What the task requires
Show every line containing "импульсы" by copying it.

Extracted material
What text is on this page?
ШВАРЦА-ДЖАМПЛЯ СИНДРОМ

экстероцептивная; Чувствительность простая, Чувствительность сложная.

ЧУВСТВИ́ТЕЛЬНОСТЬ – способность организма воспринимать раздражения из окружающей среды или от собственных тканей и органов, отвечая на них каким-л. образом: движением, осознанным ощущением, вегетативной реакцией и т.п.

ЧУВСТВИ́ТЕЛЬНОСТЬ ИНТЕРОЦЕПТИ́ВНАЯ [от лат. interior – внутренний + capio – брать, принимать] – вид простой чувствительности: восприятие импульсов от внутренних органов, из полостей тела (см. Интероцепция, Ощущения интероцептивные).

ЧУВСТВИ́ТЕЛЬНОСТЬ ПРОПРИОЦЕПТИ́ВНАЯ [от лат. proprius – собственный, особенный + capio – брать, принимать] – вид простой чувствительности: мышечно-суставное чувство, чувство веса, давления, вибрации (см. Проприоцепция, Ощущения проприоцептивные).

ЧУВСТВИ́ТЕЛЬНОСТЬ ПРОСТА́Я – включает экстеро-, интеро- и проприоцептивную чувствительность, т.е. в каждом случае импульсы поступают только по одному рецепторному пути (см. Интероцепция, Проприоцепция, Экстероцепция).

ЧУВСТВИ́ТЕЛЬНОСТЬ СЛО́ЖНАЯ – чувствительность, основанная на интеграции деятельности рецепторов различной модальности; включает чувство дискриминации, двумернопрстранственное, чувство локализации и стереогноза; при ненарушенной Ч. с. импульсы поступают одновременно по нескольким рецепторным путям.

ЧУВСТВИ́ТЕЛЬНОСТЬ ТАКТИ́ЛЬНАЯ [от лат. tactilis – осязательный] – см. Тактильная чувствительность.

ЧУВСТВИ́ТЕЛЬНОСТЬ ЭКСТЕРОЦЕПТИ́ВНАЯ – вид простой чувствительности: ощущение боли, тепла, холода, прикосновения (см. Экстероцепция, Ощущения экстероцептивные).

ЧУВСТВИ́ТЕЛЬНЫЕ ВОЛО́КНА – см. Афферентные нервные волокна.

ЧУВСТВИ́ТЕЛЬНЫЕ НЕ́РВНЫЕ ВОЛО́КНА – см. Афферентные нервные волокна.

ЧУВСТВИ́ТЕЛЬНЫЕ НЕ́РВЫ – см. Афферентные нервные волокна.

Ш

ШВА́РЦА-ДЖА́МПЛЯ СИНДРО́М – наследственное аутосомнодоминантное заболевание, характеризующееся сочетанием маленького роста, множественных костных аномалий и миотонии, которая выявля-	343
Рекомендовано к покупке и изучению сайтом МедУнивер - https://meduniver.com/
...
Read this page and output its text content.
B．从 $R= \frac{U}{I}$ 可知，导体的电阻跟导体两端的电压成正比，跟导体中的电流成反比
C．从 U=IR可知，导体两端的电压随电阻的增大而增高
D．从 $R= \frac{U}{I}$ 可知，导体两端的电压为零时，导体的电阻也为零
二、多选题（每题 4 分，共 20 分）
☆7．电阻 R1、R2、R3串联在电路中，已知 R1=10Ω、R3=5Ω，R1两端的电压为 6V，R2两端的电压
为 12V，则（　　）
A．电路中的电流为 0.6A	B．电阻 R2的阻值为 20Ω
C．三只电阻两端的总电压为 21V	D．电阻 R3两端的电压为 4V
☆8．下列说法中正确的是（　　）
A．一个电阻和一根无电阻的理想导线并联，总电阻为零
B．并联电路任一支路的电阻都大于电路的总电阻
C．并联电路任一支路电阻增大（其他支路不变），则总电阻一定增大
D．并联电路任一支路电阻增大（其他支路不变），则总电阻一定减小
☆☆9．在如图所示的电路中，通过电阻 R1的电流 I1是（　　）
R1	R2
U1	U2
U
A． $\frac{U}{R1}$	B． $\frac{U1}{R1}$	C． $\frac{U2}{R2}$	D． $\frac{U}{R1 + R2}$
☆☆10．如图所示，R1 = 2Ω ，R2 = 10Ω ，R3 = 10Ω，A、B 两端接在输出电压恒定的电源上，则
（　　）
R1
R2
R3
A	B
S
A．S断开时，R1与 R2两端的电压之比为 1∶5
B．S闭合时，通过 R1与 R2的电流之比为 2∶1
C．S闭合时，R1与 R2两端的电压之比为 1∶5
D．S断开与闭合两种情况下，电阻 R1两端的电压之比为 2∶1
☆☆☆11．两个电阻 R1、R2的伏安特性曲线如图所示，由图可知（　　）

Reply
ЧУВСТВИ́ТЕЛЬНОСТЬ ПРОСТА́Я – включает экстеро-, интеро- и проприоцептивную чувствительность, т.е. в каждом случае импульсы поступают только по одному рецепторному пути (см. Интероцепция, Проприоцепция, Экстероцепция).
ЧУВСТВИ́ТЕЛЬНОСТЬ СЛО́ЖНАЯ – чувствительность, основанная на интеграции деятельности рецепторов различной модальности; включает чувство дискриминации, двумернопрстранственное, чувство локализации и стереогноза; при ненарушенной Ч. с. импульсы поступают одновременно по нескольким рецепторным путям.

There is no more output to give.